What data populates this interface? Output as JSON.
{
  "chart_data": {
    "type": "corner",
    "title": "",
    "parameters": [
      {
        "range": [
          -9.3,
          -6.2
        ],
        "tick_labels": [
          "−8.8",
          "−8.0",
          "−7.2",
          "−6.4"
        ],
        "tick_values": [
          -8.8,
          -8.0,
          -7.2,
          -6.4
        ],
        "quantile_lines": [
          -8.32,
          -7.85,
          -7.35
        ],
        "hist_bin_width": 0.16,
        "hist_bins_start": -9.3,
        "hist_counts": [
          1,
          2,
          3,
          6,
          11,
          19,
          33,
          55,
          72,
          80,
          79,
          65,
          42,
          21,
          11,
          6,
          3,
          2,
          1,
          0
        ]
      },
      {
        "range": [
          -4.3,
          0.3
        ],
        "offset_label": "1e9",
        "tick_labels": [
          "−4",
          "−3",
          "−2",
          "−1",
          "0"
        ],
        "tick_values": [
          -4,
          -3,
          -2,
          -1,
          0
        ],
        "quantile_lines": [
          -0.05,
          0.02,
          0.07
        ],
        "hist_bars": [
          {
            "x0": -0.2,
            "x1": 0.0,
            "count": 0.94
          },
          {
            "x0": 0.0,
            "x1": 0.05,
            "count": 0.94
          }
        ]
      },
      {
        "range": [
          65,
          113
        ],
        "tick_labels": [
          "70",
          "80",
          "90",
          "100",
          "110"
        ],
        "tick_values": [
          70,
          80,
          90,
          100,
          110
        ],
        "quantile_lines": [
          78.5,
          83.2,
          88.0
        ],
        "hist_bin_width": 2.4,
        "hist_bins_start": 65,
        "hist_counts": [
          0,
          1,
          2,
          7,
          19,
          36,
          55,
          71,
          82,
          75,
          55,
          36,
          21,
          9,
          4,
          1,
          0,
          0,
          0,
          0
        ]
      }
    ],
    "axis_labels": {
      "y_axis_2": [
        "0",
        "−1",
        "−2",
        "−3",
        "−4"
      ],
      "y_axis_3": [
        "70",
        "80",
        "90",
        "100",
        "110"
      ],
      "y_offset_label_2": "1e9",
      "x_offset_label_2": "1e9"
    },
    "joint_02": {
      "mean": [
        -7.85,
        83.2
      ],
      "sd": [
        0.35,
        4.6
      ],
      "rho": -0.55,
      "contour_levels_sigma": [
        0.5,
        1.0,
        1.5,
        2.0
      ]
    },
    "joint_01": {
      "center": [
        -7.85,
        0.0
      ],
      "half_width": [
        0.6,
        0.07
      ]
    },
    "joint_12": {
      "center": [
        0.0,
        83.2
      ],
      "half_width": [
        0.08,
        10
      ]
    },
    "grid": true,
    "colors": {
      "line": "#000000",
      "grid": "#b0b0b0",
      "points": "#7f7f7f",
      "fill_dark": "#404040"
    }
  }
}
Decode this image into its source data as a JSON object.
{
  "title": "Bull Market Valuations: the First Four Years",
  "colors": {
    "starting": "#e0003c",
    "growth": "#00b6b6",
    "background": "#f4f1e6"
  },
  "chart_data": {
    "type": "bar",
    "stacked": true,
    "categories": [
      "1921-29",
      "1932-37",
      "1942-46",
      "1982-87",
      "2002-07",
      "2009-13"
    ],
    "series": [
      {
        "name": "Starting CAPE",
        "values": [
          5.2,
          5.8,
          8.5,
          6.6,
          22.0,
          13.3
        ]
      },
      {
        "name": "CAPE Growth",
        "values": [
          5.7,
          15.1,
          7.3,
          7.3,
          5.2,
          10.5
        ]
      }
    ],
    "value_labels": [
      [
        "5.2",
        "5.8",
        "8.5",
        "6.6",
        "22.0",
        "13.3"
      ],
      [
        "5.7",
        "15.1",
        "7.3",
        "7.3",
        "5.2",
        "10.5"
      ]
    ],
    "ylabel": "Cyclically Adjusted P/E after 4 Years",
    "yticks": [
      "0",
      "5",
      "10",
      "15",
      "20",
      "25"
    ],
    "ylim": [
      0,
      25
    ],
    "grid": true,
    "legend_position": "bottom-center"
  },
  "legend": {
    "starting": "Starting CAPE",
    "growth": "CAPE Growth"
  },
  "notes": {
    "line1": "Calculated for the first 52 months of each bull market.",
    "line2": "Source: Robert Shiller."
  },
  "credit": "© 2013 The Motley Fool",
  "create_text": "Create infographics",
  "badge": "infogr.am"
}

○ ○ ○

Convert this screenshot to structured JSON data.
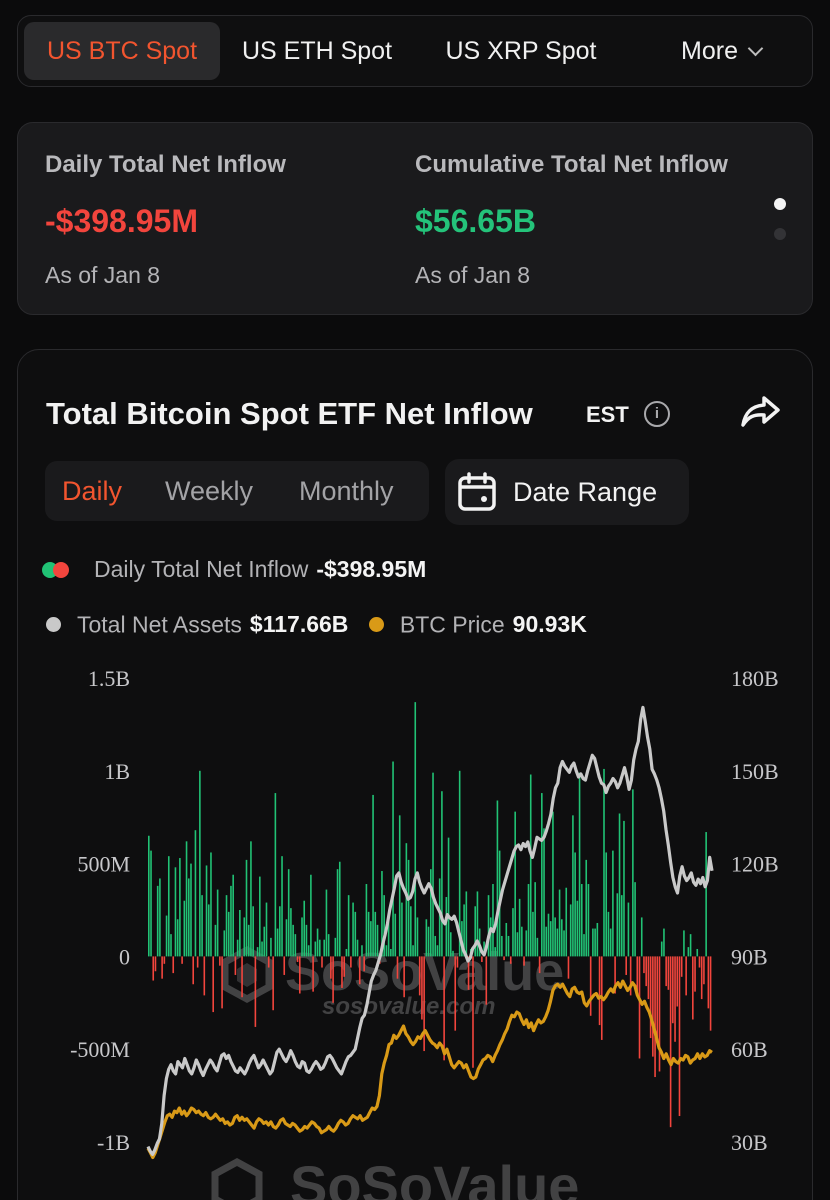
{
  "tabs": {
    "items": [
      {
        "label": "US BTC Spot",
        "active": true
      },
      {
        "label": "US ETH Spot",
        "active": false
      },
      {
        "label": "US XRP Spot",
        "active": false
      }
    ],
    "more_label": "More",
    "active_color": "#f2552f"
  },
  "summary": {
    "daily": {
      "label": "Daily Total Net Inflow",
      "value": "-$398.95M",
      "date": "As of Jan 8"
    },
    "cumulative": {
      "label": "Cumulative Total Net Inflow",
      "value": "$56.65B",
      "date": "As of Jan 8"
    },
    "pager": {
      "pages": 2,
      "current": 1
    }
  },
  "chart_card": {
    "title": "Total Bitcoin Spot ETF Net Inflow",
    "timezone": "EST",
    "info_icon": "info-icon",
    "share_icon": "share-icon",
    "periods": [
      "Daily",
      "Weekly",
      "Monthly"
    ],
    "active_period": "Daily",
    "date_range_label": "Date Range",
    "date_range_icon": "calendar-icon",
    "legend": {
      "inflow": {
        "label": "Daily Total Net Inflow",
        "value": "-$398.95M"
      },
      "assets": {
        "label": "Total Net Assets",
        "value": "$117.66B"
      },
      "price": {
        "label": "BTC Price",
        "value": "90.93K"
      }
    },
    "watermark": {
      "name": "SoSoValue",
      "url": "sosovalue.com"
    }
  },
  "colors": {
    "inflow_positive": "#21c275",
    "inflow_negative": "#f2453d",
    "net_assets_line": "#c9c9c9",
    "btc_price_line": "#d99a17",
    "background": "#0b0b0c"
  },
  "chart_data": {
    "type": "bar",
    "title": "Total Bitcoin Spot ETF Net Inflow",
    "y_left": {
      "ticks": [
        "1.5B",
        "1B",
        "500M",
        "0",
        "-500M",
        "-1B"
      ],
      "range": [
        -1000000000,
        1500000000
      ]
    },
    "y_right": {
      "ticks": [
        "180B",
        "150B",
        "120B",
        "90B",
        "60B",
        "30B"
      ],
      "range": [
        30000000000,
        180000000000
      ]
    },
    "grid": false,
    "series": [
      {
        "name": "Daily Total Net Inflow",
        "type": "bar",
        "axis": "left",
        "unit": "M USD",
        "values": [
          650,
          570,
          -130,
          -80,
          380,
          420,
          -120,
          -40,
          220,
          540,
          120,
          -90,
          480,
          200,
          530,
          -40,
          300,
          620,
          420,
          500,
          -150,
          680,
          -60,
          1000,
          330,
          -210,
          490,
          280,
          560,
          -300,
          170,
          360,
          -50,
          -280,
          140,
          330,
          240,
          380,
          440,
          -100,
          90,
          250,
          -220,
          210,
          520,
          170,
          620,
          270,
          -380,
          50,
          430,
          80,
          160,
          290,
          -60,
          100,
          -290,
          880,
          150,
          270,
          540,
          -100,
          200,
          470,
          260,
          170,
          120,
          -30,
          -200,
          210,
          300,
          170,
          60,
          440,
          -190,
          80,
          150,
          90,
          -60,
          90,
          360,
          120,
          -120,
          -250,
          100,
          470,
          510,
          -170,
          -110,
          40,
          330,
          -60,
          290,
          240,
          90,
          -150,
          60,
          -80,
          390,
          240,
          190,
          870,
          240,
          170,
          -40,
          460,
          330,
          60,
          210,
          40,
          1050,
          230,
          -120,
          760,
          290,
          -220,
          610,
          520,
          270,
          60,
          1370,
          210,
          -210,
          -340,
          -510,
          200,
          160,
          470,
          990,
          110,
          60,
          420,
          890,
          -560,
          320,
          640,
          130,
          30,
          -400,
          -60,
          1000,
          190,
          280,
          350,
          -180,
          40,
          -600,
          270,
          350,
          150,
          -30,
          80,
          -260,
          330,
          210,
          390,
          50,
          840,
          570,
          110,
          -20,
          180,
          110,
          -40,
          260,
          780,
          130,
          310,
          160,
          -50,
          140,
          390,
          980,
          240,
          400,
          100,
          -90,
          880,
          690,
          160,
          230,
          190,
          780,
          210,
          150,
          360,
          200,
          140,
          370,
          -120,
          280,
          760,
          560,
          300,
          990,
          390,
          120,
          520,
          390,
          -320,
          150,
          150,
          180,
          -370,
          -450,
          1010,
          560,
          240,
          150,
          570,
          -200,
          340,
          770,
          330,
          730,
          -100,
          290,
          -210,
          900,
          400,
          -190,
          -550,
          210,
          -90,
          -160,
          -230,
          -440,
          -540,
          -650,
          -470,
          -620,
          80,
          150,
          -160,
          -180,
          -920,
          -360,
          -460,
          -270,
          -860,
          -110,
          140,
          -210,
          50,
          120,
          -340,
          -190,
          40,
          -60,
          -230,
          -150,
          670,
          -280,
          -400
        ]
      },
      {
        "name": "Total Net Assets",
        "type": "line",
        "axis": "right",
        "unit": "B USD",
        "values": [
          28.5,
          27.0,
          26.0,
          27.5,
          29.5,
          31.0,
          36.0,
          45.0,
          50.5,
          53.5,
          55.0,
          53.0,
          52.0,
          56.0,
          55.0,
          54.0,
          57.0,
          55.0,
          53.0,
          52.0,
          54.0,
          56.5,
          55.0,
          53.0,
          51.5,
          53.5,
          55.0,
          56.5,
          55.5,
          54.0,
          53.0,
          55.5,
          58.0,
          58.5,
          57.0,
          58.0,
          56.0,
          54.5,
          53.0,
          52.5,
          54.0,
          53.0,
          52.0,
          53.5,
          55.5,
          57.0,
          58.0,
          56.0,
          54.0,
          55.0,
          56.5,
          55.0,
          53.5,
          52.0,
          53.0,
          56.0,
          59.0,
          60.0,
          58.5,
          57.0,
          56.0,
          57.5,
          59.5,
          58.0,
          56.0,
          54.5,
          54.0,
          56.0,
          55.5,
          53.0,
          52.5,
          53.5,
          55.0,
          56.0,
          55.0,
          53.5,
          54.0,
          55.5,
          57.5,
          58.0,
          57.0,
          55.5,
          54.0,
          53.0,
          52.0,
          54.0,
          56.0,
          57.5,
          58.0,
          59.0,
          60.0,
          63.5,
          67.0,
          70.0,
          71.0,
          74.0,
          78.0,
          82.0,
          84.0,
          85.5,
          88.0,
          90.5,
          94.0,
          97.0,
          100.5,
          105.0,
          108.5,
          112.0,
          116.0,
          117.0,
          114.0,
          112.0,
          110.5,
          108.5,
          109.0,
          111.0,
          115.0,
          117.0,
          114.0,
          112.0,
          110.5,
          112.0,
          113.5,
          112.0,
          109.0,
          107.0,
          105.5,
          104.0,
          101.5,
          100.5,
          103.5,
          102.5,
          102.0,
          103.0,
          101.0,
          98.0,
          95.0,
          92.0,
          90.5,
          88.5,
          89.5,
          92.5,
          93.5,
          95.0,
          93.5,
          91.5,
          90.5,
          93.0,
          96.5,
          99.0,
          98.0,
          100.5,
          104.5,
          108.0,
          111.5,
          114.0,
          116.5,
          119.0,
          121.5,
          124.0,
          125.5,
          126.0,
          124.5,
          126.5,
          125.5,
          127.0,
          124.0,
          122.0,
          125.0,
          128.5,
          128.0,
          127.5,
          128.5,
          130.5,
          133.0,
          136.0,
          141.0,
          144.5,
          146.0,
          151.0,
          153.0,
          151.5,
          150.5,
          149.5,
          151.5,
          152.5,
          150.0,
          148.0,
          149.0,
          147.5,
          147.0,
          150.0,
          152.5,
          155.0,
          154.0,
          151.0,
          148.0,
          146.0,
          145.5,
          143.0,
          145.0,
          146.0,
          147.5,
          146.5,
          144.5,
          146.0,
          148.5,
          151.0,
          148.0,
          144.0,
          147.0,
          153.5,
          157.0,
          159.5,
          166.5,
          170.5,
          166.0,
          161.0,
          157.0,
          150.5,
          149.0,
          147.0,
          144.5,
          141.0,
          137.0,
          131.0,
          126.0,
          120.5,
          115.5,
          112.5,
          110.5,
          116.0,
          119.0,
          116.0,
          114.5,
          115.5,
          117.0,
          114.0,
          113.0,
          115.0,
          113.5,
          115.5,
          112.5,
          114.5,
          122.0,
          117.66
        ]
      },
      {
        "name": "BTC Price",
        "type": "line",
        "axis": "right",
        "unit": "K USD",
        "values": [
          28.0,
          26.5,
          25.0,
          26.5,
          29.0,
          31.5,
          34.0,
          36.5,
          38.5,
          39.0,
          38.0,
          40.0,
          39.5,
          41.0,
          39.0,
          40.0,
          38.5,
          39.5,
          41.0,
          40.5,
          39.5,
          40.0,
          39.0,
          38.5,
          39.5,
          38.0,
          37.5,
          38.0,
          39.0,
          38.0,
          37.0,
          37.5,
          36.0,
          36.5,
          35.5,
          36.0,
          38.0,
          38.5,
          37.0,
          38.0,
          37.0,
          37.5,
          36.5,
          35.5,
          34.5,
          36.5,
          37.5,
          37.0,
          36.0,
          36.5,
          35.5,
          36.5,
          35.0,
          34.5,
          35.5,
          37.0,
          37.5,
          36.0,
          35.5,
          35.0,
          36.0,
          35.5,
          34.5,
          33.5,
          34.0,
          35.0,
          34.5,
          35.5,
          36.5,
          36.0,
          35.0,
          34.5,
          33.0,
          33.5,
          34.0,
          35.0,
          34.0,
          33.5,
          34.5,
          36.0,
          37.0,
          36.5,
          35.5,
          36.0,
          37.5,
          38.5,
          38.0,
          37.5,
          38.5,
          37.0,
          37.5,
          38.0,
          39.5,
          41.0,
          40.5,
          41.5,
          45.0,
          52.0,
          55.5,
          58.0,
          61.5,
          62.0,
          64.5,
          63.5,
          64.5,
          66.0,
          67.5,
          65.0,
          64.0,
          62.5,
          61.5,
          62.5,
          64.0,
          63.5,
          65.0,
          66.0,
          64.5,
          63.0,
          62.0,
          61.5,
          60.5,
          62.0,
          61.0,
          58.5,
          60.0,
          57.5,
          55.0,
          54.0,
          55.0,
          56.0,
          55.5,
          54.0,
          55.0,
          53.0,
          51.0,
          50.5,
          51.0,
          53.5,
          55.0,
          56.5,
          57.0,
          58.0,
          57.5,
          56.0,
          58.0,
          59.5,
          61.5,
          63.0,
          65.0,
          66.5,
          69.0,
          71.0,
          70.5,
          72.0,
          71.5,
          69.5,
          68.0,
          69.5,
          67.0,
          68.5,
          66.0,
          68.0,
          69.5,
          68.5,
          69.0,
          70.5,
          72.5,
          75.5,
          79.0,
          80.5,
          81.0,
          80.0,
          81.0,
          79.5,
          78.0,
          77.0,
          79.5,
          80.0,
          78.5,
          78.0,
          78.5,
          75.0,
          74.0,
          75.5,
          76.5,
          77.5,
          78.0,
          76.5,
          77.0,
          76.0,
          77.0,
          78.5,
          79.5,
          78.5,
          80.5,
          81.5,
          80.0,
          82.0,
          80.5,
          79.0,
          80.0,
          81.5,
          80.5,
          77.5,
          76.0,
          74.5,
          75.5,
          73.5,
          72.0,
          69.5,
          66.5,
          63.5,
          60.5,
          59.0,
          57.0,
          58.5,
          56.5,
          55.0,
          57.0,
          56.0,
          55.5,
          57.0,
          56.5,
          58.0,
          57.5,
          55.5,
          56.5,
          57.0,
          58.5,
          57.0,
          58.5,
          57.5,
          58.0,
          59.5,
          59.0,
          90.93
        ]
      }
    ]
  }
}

○ ○ ○

Where a line holds "Years", copy it out.

Result:
  "title": "Bull Market Valuations: the First Four Years",
    "ylabel": "Cyclically Adjusted P/E after 4 Years",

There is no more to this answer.